Saved entries:
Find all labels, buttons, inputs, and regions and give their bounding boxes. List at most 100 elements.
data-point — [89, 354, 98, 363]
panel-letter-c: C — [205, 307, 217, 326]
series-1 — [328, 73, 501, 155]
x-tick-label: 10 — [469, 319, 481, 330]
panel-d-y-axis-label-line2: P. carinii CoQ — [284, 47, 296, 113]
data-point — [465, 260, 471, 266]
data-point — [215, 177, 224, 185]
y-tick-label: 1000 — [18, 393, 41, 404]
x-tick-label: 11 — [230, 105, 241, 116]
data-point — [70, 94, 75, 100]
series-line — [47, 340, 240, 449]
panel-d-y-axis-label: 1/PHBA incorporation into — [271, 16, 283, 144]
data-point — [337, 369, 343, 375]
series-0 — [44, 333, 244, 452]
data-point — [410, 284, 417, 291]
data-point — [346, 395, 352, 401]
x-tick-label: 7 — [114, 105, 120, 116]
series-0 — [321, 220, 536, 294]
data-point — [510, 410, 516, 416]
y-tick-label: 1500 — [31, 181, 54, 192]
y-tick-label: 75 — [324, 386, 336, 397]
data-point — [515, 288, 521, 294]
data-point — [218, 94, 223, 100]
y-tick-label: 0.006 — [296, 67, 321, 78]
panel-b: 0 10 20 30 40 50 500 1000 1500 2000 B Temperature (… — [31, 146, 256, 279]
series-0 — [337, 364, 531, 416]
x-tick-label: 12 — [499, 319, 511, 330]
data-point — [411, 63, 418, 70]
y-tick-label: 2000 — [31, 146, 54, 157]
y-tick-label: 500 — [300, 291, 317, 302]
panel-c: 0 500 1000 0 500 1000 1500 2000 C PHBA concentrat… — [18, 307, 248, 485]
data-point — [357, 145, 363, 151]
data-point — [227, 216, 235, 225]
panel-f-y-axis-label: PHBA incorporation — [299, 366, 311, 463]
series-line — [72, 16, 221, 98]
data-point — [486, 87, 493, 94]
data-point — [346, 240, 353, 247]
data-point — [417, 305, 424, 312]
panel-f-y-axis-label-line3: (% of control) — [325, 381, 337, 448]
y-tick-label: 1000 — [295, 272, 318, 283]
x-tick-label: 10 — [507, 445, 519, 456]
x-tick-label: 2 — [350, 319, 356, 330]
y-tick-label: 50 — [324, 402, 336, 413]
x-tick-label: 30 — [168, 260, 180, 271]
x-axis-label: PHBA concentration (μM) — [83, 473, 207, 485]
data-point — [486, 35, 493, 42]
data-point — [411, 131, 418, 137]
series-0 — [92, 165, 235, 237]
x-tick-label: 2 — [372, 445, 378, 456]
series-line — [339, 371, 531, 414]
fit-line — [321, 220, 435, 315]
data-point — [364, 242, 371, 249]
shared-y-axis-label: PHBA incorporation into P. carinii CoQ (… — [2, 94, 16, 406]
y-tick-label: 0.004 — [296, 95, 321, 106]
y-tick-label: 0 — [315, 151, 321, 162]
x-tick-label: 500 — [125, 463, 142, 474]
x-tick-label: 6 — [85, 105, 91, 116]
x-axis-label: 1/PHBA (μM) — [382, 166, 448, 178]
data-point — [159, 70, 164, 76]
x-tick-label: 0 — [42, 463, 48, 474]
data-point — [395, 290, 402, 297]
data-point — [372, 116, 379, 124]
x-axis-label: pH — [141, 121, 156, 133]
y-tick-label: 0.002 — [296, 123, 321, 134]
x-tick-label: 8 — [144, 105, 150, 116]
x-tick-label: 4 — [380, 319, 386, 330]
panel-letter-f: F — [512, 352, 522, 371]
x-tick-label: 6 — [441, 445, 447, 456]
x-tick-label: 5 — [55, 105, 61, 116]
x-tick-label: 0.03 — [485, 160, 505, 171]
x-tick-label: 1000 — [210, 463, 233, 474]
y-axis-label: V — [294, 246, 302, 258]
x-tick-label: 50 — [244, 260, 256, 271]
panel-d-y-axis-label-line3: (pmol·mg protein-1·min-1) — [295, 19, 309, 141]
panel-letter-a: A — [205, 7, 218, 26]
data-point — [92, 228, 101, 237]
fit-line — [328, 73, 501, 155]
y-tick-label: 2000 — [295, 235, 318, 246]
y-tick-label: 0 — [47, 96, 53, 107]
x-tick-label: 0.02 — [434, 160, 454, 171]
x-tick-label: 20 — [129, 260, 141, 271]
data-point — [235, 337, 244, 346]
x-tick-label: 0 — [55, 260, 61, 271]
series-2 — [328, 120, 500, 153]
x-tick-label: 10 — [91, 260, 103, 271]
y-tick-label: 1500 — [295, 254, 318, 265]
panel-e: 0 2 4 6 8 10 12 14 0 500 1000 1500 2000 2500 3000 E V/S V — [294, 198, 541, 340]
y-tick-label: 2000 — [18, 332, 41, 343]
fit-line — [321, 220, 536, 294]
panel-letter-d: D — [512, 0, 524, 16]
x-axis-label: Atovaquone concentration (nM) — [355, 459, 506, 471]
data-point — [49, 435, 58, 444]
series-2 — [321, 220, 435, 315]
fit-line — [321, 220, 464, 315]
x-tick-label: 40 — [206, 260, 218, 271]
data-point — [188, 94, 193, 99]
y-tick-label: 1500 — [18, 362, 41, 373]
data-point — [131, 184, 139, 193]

### WORK INSTRUCTIONS
Each record is to be given again in full, exactly as it reads.

### SOLUTION TO THE PROBLEM
Find all labels, buttons, inputs, and regions and give their bounding boxes. List at most 100 elements.
data-point — [89, 354, 98, 363]
panel-letter-c: C — [205, 307, 217, 326]
series-1 — [328, 73, 501, 155]
x-tick-label: 10 — [469, 319, 481, 330]
panel-d-y-axis-label-line2: P. carinii CoQ — [284, 47, 296, 113]
data-point — [465, 260, 471, 266]
data-point — [215, 177, 224, 185]
y-tick-label: 1000 — [18, 393, 41, 404]
x-tick-label: 11 — [230, 105, 241, 116]
data-point — [70, 94, 75, 100]
series-line — [47, 340, 240, 449]
panel-d-y-axis-label: 1/PHBA incorporation into — [271, 16, 283, 144]
data-point — [337, 369, 343, 375]
series-0 — [44, 333, 244, 452]
data-point — [410, 284, 417, 291]
data-point — [346, 395, 352, 401]
x-tick-label: 7 — [114, 105, 120, 116]
series-0 — [321, 220, 536, 294]
data-point — [510, 410, 516, 416]
y-tick-label: 1500 — [31, 181, 54, 192]
y-tick-label: 75 — [324, 386, 336, 397]
data-point — [515, 288, 521, 294]
data-point — [218, 94, 223, 100]
y-tick-label: 0.006 — [296, 67, 321, 78]
panel-b: 0 10 20 30 40 50 500 1000 1500 2000 B Temperature (… — [31, 146, 256, 279]
series-0 — [337, 364, 531, 416]
x-tick-label: 12 — [499, 319, 511, 330]
data-point — [411, 63, 418, 70]
y-tick-label: 2000 — [31, 146, 54, 157]
y-tick-label: 500 — [300, 291, 317, 302]
panel-c: 0 500 1000 0 500 1000 1500 2000 C PHBA concentrat… — [18, 307, 248, 485]
data-point — [357, 145, 363, 151]
data-point — [227, 216, 235, 225]
panel-f-y-axis-label: PHBA incorporation — [299, 366, 311, 463]
series-line — [72, 16, 221, 98]
data-point — [486, 87, 493, 94]
data-point — [346, 240, 353, 247]
data-point — [417, 305, 424, 312]
panel-f-y-axis-label-line3: (% of control) — [325, 381, 337, 448]
y-tick-label: 1000 — [295, 272, 318, 283]
x-tick-label: 10 — [507, 445, 519, 456]
x-tick-label: 2 — [350, 319, 356, 330]
y-tick-label: 50 — [324, 402, 336, 413]
x-tick-label: 30 — [168, 260, 180, 271]
x-axis-label: PHBA concentration (μM) — [83, 473, 207, 485]
data-point — [486, 35, 493, 42]
data-point — [411, 131, 418, 137]
series-0 — [92, 165, 235, 237]
x-tick-label: 2 — [372, 445, 378, 456]
series-line — [339, 371, 531, 414]
fit-line — [321, 220, 435, 315]
data-point — [364, 242, 371, 249]
shared-y-axis-label: PHBA incorporation into P. carinii CoQ (… — [2, 94, 16, 406]
y-tick-label: 0.004 — [296, 95, 321, 106]
y-tick-label: 0 — [315, 151, 321, 162]
x-tick-label: 500 — [125, 463, 142, 474]
x-tick-label: 6 — [85, 105, 91, 116]
x-axis-label: 1/PHBA (μM) — [382, 166, 448, 178]
data-point — [159, 70, 164, 76]
x-tick-label: 0 — [42, 463, 48, 474]
data-point — [395, 290, 402, 297]
data-point — [372, 116, 379, 124]
x-axis-label: pH — [141, 121, 156, 133]
y-tick-label: 0.002 — [296, 123, 321, 134]
x-tick-label: 8 — [144, 105, 150, 116]
x-tick-label: 4 — [380, 319, 386, 330]
panel-letter-f: F — [512, 352, 522, 371]
x-tick-label: 6 — [441, 445, 447, 456]
x-tick-label: 5 — [55, 105, 61, 116]
x-tick-label: 0.03 — [485, 160, 505, 171]
x-tick-label: 1000 — [210, 463, 233, 474]
y-axis-label: V — [294, 246, 302, 258]
x-tick-label: 50 — [244, 260, 256, 271]
panel-d-y-axis-label-line3: (pmol·mg protein-1·min-1) — [295, 19, 309, 141]
panel-letter-a: A — [205, 7, 218, 26]
data-point — [92, 228, 101, 237]
fit-line — [328, 73, 501, 155]
y-tick-label: 2000 — [295, 235, 318, 246]
y-tick-label: 0 — [47, 96, 53, 107]
x-tick-label: 0.02 — [434, 160, 454, 171]
x-tick-label: 20 — [129, 260, 141, 271]
data-point — [235, 337, 244, 346]
x-tick-label: 0 — [55, 260, 61, 271]
series-2 — [328, 120, 500, 153]
x-tick-label: 10 — [91, 260, 103, 271]
y-tick-label: 1500 — [295, 254, 318, 265]
panel-e: 0 2 4 6 8 10 12 14 0 500 1000 1500 2000 2500 3000 E V/S V — [294, 198, 541, 340]
y-tick-label: 2000 — [18, 332, 41, 343]
fit-line — [321, 220, 536, 294]
panel-letter-d: D — [512, 0, 524, 16]
x-axis-label: Atovaquone concentration (nM) — [355, 459, 506, 471]
data-point — [49, 435, 58, 444]
series-2 — [321, 220, 435, 315]
fit-line — [321, 220, 464, 315]
x-tick-label: 40 — [206, 260, 218, 271]
data-point — [188, 94, 193, 99]
y-tick-label: 1500 — [18, 362, 41, 373]
data-point — [131, 184, 139, 193]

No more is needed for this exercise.